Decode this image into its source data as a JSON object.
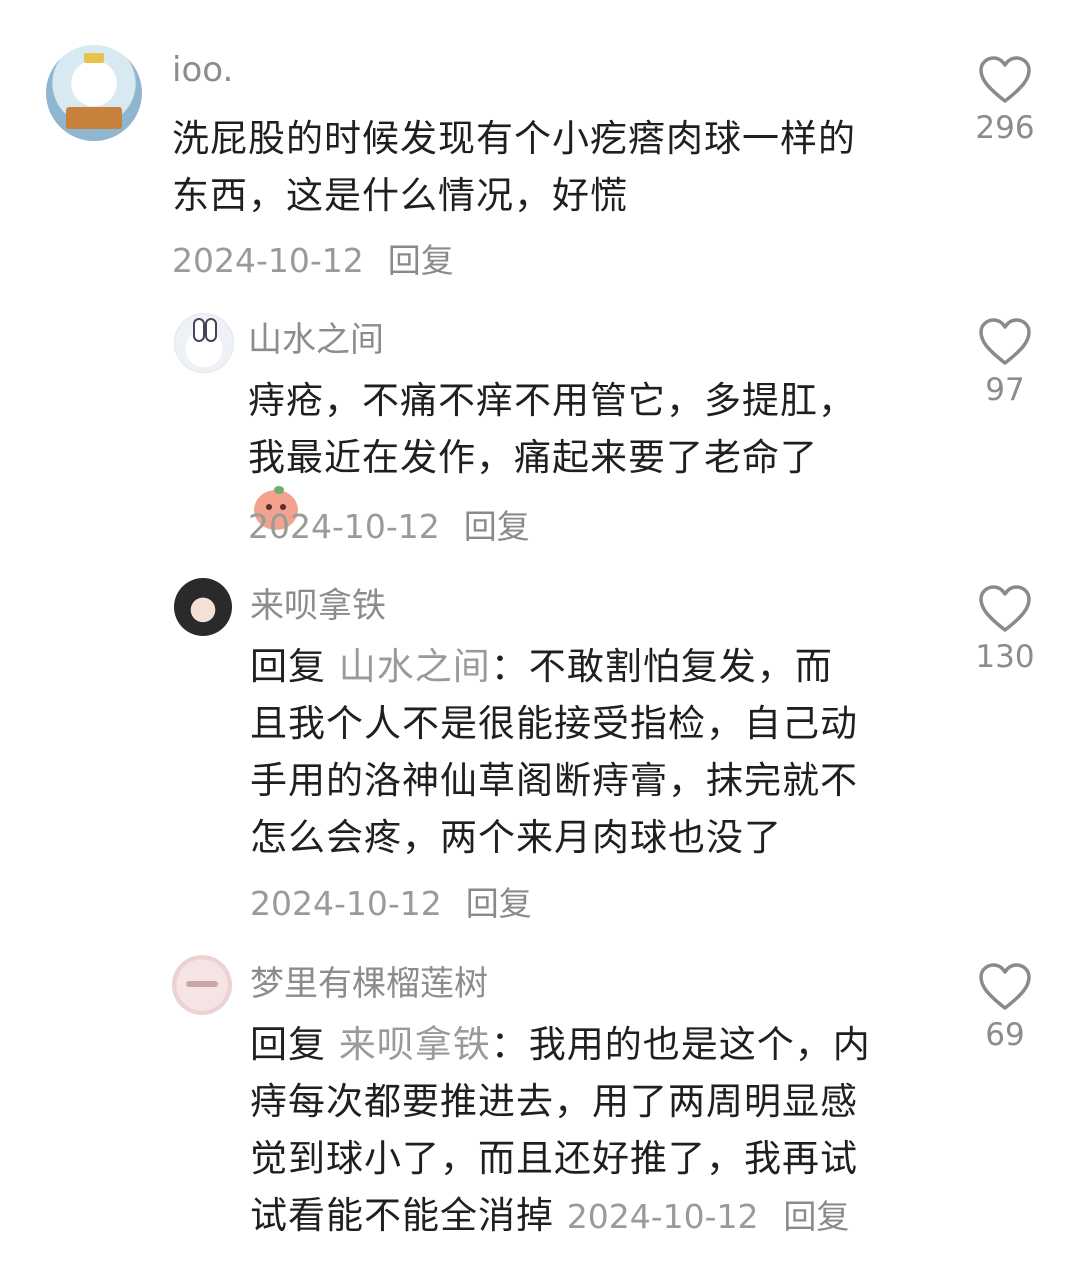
{
  "comments": [
    {
      "username": "ioo.",
      "avatar_icon": "dog-reading-book-avatar",
      "text_lines": [
        "洗屁股的时候发现有个小疙瘩肉球一样的",
        "东西，这是什么情况，好慌"
      ],
      "date": "2024-10-12",
      "reply_label": "回复",
      "likes": "296"
    },
    {
      "username": "山水之间",
      "avatar_icon": "rabbit-avatar",
      "text_lines": [
        "痔疮，不痛不痒不用管它，多提肛，",
        "我最近在发作，痛起来要了老命了"
      ],
      "emoji_icon": "crying-peach-emoji",
      "date": "2024-10-12",
      "reply_label": "回复",
      "likes": "97"
    },
    {
      "username": "来呗拿铁",
      "avatar_icon": "girl-avatar",
      "reply_prefix": "回复",
      "reply_to": "山水之间",
      "text_lines": [
        "：不敢割怕复发，而",
        "且我个人不是很能接受指检，自己动",
        "手用的洛神仙草阁断痔膏，抹完就不",
        "怎么会疼，两个来月肉球也没了"
      ],
      "date": "2024-10-12",
      "reply_label": "回复",
      "likes": "130"
    },
    {
      "username": "梦里有棵榴莲树",
      "avatar_icon": "pink-logo-avatar",
      "reply_prefix": "回复",
      "reply_to": "来呗拿铁",
      "text_lines": [
        "：我用的也是这个，内",
        "痔每次都要推进去，用了两周明显感",
        "觉到球小了，而且还好推了，我再试",
        "试看能不能全消掉"
      ],
      "date": "2024-10-12",
      "reply_label": "回复",
      "likes": "69"
    }
  ],
  "colors": {
    "text": "#1f1f1f",
    "secondary": "#8c8c8c",
    "heart_stroke": "#8a8a8a"
  }
}
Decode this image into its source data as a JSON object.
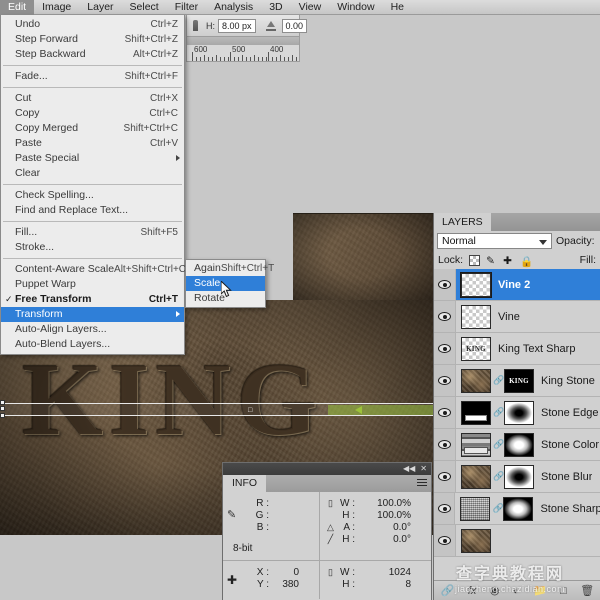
{
  "app": {
    "name": "Adobe Photoshop"
  },
  "menubar": {
    "items": [
      {
        "label": "Edit",
        "active": true
      },
      {
        "label": "Image",
        "active": false
      },
      {
        "label": "Layer",
        "active": false
      },
      {
        "label": "Select",
        "active": false
      },
      {
        "label": "Filter",
        "active": false
      },
      {
        "label": "Analysis",
        "active": false
      },
      {
        "label": "3D",
        "active": false
      },
      {
        "label": "View",
        "active": false
      },
      {
        "label": "Window",
        "active": false
      },
      {
        "label": "He",
        "active": false
      }
    ]
  },
  "options_bar": {
    "brush_icon": "brush-icon",
    "hardness_label": "H:",
    "hardness_value": "8.00 px",
    "angle_icon": "angle-icon",
    "angle_value": "0.00"
  },
  "ruler": {
    "labels": [
      "600",
      "500",
      "400"
    ]
  },
  "edit_menu": {
    "rows": [
      {
        "label": "Undo",
        "key": "Ctrl+Z"
      },
      {
        "label": "Step Forward",
        "key": "Shift+Ctrl+Z"
      },
      {
        "label": "Step Backward",
        "key": "Alt+Ctrl+Z"
      },
      {
        "sep": true
      },
      {
        "label": "Fade...",
        "key": "Shift+Ctrl+F"
      },
      {
        "sep": true
      },
      {
        "label": "Cut",
        "key": "Ctrl+X"
      },
      {
        "label": "Copy",
        "key": "Ctrl+C"
      },
      {
        "label": "Copy Merged",
        "key": "Shift+Ctrl+C"
      },
      {
        "label": "Paste",
        "key": "Ctrl+V"
      },
      {
        "label": "Paste Special",
        "key": "",
        "arrow": true
      },
      {
        "label": "Clear",
        "key": ""
      },
      {
        "sep": true
      },
      {
        "label": "Check Spelling...",
        "key": ""
      },
      {
        "label": "Find and Replace Text...",
        "key": ""
      },
      {
        "sep": true
      },
      {
        "label": "Fill...",
        "key": "Shift+F5"
      },
      {
        "label": "Stroke...",
        "key": ""
      },
      {
        "sep": true
      },
      {
        "label": "Content-Aware Scale",
        "key": "Alt+Shift+Ctrl+C"
      },
      {
        "label": "Puppet Warp",
        "key": ""
      },
      {
        "label": "Free Transform",
        "key": "Ctrl+T",
        "checked": true,
        "bold": true
      },
      {
        "label": "Transform",
        "key": "",
        "arrow": true,
        "highlighted": true
      },
      {
        "label": "Auto-Align Layers...",
        "key": ""
      },
      {
        "label": "Auto-Blend Layers...",
        "key": ""
      }
    ]
  },
  "transform_submenu": {
    "rows": [
      {
        "label": "Again",
        "key": "Shift+Ctrl+T"
      },
      {
        "label": "Scale",
        "key": "",
        "highlighted": true
      },
      {
        "label": "Rotate",
        "key": ""
      }
    ]
  },
  "canvas": {
    "artwork_text": "KING",
    "description": "stone-texture-king-engraving"
  },
  "info_panel": {
    "tab_label": "INFO",
    "collapse_icon": "collapse-icon",
    "close_icon": "close-icon",
    "menu_icon": "panel-menu-icon",
    "eyedropper_icon": "eyedropper-icon",
    "color_rows": [
      {
        "key": "R :",
        "value": ""
      },
      {
        "key": "G :",
        "value": ""
      },
      {
        "key": "B :",
        "value": ""
      }
    ],
    "bit_depth": "8-bit",
    "transform_rows": [
      {
        "icon": "scale-icon",
        "key": "W :",
        "value": "100.0%"
      },
      {
        "icon": "",
        "key": "H :",
        "value": "100.0%"
      },
      {
        "icon": "angle-icon",
        "key": "A :",
        "value": "0.0°"
      },
      {
        "icon": "skew-icon",
        "key": "H :",
        "value": "0.0°"
      }
    ],
    "position_icon": "crosshair-icon",
    "position_rows": [
      {
        "key": "X :",
        "value": "0"
      },
      {
        "key": "Y :",
        "value": "380"
      }
    ],
    "size_icon": "selection-size-icon",
    "size_rows": [
      {
        "key": "W :",
        "value": "1024"
      },
      {
        "key": "H :",
        "value": "8"
      }
    ]
  },
  "layers_panel": {
    "tab_label": "LAYERS",
    "blend_mode": "Normal",
    "blend_caret_icon": "chevron-down-icon",
    "opacity_label": "Opacity:",
    "lock_label": "Lock:",
    "fill_label": "Fill:",
    "lock_icons": [
      "lock-transparent-pixels-icon",
      "lock-image-pixels-icon",
      "lock-position-icon",
      "lock-all-icon"
    ],
    "layers": [
      {
        "name": "Vine 2",
        "visible": true,
        "selected": true,
        "thumb": "checker",
        "mask": null,
        "link": false
      },
      {
        "name": "Vine",
        "visible": true,
        "selected": false,
        "thumb": "checker",
        "mask": null,
        "link": false
      },
      {
        "name": "King Text Sharp",
        "visible": true,
        "selected": false,
        "thumb": "kingtext",
        "mask": null,
        "link": false
      },
      {
        "name": "King Stone",
        "visible": true,
        "selected": false,
        "thumb": "stonetex",
        "mask": "kingmask",
        "link": true
      },
      {
        "name": "Stone Edge",
        "visible": true,
        "selected": false,
        "thumb": "blackbar",
        "mask": "normal",
        "link": true
      },
      {
        "name": "Stone Color",
        "visible": true,
        "selected": false,
        "thumb": "curves",
        "mask": "inv",
        "link": true
      },
      {
        "name": "Stone Blur",
        "visible": true,
        "selected": false,
        "thumb": "stonetex",
        "mask": "normal",
        "link": true
      },
      {
        "name": "Stone Sharp",
        "visible": true,
        "selected": false,
        "thumb": "noise",
        "mask": "inv",
        "link": true
      },
      {
        "name": "",
        "visible": true,
        "selected": false,
        "thumb": "stonetex",
        "mask": null,
        "link": false
      }
    ],
    "bottom_icons": [
      "link-layers-icon",
      "layer-style-icon",
      "layer-mask-icon",
      "adjustment-layer-icon",
      "new-group-icon",
      "new-layer-icon",
      "delete-layer-icon"
    ]
  },
  "watermark": {
    "chinese": "查字典教程网",
    "url": "jiaocheng.chazidian.com"
  },
  "colors": {
    "selection_blue": "#2f7fd8",
    "panel_grey": "#d0d0d0",
    "menu_grey": "#ececec",
    "dark_bar": "#4a4a4a",
    "green_marquee": "#9cc23a"
  }
}
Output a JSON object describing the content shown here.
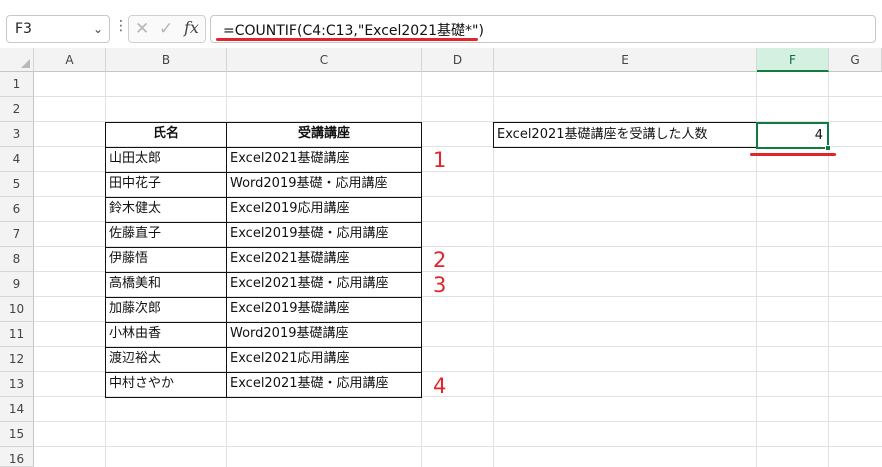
{
  "formula_bar": {
    "name_box": "F3",
    "name_box_arrow": "⌄",
    "more_dots": "⋮",
    "cancel_icon": "✕",
    "enter_icon": "✓",
    "fx_label": "fx",
    "formula": "=COUNTIF(C4:C13,\"Excel2021基礎*\")"
  },
  "columns": [
    "A",
    "B",
    "C",
    "D",
    "E",
    "F",
    "G"
  ],
  "selected_column": "F",
  "rows": [
    "1",
    "2",
    "3",
    "4",
    "5",
    "6",
    "7",
    "8",
    "9",
    "10",
    "11",
    "12",
    "13",
    "14",
    "15",
    "16"
  ],
  "table": {
    "headers": [
      "氏名",
      "受講講座"
    ],
    "rows": [
      [
        "山田太郎",
        "Excel2021基礎講座"
      ],
      [
        "田中花子",
        "Word2019基礎・応用講座"
      ],
      [
        "鈴木健太",
        "Excel2019応用講座"
      ],
      [
        "佐藤直子",
        "Excel2019基礎・応用講座"
      ],
      [
        "伊藤悟",
        "Excel2021基礎講座"
      ],
      [
        "高橋美和",
        "Excel2021基礎・応用講座"
      ],
      [
        "加藤次郎",
        "Excel2019基礎講座"
      ],
      [
        "小林由香",
        "Word2019基礎講座"
      ],
      [
        "渡辺裕太",
        "Excel2021応用講座"
      ],
      [
        "中村さやか",
        "Excel2021基礎・応用講座"
      ]
    ]
  },
  "result_label": "Excel2021基礎講座を受講した人数",
  "result_value": "4",
  "annotations": [
    "1",
    "2",
    "3",
    "4"
  ],
  "colors": {
    "accent_green": "#107c41",
    "annotation_red": "#e3242b"
  }
}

══════════

PROBLEM TO WORK ON: The word "Auto" appears in how many lines of the records? Give the number only.

TASK RESULT: 2